RECORDS =
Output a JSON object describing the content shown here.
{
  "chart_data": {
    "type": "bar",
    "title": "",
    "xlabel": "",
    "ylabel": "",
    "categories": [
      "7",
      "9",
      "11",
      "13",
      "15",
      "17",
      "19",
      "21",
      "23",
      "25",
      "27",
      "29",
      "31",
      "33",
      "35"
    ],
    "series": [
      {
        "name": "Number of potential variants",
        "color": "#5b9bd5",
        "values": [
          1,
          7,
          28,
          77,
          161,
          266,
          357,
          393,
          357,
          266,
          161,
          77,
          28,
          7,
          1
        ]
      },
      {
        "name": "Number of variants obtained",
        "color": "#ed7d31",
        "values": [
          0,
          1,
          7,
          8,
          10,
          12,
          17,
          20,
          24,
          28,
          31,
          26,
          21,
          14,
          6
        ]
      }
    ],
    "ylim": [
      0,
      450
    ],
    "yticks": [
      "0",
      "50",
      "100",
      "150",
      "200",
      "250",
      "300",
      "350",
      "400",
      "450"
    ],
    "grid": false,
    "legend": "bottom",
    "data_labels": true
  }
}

EXERCISE BRIEF = Print every record exactly as it was given.

TASK ANSWER =
Output a JSON object describing the content shown here.
{
  "chart_data": {
    "type": "bar",
    "title": "",
    "xlabel": "",
    "ylabel": "",
    "categories": [
      "7",
      "9",
      "11",
      "13",
      "15",
      "17",
      "19",
      "21",
      "23",
      "25",
      "27",
      "29",
      "31",
      "33",
      "35"
    ],
    "series": [
      {
        "name": "Number of potential variants",
        "color": "#5b9bd5",
        "values": [
          1,
          7,
          28,
          77,
          161,
          266,
          357,
          393,
          357,
          266,
          161,
          77,
          28,
          7,
          1
        ]
      },
      {
        "name": "Number of variants obtained",
        "color": "#ed7d31",
        "values": [
          0,
          1,
          7,
          8,
          10,
          12,
          17,
          20,
          24,
          28,
          31,
          26,
          21,
          14,
          6
        ]
      }
    ],
    "ylim": [
      0,
      450
    ],
    "yticks": [
      "0",
      "50",
      "100",
      "150",
      "200",
      "250",
      "300",
      "350",
      "400",
      "450"
    ],
    "grid": false,
    "legend": "bottom",
    "data_labels": true
  }
}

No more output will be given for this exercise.